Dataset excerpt
--
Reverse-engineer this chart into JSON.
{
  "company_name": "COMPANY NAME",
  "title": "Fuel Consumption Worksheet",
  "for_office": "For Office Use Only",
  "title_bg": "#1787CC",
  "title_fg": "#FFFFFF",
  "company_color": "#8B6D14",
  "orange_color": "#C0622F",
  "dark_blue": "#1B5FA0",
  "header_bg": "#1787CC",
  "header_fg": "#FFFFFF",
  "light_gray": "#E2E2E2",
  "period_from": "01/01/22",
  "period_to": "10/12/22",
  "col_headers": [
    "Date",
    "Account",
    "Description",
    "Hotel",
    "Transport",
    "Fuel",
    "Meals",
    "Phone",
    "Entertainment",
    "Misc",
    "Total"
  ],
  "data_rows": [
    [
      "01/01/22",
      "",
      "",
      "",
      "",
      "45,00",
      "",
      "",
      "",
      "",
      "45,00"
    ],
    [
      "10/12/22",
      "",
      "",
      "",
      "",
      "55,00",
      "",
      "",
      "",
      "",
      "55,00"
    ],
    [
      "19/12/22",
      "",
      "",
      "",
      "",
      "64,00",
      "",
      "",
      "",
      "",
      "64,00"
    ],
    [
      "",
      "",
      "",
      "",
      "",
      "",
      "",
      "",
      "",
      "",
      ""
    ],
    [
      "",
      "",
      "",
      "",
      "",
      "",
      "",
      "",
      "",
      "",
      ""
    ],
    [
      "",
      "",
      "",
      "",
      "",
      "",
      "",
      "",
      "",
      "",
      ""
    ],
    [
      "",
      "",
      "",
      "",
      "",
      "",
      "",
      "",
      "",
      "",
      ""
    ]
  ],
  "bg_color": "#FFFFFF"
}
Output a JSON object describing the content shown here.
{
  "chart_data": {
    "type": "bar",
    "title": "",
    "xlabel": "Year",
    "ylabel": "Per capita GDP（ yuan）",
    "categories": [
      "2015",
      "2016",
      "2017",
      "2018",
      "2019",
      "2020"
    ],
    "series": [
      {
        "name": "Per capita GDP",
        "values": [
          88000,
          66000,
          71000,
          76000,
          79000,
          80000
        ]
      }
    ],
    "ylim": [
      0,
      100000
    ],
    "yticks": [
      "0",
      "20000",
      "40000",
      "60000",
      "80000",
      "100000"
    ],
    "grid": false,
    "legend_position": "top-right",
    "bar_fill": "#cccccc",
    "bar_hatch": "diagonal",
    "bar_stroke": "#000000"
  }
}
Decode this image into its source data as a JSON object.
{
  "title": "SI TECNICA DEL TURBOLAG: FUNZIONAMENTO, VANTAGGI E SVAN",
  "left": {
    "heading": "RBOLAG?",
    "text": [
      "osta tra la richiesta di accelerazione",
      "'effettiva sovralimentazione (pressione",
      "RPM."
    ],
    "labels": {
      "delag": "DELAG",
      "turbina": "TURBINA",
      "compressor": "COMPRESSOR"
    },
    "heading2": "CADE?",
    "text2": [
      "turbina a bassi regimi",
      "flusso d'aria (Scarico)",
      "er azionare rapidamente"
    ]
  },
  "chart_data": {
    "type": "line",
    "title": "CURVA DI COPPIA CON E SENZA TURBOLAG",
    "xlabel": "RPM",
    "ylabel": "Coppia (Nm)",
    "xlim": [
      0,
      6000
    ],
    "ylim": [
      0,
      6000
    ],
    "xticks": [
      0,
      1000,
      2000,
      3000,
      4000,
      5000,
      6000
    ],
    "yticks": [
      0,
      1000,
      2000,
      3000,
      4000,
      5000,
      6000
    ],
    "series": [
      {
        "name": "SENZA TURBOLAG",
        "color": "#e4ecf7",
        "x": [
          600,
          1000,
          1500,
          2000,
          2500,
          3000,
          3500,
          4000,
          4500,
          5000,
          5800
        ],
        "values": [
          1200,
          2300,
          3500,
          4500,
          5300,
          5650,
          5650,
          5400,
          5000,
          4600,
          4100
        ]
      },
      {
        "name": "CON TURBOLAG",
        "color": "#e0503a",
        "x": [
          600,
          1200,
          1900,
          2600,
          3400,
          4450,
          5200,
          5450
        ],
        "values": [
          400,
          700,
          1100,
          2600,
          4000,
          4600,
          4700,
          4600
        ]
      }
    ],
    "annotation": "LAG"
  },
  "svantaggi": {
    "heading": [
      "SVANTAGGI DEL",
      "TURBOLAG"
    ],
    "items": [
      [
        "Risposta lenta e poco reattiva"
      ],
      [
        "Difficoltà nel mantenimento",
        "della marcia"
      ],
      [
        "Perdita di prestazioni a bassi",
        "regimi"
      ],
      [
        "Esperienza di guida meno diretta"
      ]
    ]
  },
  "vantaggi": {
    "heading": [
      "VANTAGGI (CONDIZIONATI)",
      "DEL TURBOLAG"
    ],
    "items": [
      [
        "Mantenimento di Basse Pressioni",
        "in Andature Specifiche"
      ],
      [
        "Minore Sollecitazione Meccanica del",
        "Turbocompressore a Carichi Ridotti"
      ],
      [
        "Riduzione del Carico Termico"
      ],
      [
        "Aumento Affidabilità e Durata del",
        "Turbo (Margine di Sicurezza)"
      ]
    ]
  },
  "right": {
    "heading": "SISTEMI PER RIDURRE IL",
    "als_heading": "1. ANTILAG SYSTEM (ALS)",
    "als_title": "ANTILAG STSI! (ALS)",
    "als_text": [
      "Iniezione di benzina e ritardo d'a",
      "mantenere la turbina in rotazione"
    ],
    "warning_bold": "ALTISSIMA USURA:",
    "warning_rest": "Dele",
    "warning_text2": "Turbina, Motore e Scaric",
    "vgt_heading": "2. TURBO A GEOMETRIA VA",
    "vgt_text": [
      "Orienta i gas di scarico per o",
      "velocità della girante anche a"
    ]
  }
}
--
• Instructions to follow: Reply with only the number of lines in the material above where the string "Fuel" appears.

• Answer: 2